DIRECTIONS: In the entries below, count every line containing "DASTURLASH". Return the number and nothing else.

□ □ □ □

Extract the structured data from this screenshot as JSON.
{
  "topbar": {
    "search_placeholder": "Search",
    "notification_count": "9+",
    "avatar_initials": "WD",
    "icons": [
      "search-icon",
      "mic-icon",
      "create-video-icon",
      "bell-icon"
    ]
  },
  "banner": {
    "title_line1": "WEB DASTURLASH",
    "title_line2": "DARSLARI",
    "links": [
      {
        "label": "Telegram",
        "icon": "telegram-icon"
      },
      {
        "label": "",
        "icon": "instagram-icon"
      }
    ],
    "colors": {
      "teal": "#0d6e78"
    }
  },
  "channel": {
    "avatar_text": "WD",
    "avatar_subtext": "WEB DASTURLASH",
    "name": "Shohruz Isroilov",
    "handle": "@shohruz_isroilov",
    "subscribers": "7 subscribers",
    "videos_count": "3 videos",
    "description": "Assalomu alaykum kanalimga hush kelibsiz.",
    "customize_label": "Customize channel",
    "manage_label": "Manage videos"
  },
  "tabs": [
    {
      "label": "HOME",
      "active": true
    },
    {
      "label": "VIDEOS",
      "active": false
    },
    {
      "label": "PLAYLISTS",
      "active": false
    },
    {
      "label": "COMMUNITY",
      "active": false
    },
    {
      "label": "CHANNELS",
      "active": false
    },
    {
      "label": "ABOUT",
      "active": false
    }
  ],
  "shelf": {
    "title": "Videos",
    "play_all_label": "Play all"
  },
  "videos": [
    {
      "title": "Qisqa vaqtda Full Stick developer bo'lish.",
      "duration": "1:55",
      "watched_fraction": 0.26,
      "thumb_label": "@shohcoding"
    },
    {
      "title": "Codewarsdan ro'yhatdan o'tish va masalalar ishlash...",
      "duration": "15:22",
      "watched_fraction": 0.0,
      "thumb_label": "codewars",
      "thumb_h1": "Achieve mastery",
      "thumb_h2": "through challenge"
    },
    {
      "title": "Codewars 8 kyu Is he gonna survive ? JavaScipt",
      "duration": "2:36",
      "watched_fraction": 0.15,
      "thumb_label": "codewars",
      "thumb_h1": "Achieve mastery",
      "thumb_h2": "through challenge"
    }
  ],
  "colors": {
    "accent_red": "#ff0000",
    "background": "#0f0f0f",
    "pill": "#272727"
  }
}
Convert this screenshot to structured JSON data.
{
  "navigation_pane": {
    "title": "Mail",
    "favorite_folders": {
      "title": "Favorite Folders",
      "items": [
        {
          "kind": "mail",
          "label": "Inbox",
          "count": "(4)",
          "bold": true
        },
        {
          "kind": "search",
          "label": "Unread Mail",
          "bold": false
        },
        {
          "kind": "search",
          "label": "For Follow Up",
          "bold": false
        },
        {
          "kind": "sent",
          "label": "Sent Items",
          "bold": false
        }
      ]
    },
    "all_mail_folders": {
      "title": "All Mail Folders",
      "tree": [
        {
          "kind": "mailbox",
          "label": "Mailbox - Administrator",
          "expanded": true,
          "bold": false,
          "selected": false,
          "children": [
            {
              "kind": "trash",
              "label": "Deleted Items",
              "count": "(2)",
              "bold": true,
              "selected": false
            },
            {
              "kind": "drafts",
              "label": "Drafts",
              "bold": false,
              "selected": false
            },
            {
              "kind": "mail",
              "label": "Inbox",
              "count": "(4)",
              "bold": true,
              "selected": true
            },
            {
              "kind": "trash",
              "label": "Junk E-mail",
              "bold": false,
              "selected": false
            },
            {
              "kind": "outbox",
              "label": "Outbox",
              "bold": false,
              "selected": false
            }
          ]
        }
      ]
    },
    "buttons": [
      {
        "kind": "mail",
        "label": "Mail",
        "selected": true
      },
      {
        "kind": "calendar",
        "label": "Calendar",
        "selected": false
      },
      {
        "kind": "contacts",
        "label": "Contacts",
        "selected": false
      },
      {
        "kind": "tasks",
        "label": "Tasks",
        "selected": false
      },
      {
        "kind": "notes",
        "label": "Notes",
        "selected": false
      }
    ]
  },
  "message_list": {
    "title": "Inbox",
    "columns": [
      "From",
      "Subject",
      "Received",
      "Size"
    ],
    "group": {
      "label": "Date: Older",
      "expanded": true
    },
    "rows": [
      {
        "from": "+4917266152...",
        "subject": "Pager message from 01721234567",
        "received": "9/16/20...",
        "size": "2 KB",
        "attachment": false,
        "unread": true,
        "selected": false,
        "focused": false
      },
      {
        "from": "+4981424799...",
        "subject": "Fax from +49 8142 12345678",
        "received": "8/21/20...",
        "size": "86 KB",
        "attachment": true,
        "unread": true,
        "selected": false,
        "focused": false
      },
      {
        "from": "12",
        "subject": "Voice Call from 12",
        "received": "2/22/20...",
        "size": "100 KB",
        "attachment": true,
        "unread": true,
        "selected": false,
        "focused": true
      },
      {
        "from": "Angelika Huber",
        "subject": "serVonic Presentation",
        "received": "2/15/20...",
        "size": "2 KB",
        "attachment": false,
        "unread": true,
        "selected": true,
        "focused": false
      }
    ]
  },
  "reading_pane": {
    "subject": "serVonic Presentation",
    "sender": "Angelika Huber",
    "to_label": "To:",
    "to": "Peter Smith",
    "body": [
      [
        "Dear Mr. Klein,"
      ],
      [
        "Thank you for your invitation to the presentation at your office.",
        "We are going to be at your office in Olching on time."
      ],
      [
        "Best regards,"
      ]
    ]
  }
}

□ □ □ □

COMPLETED EXERCISE: 2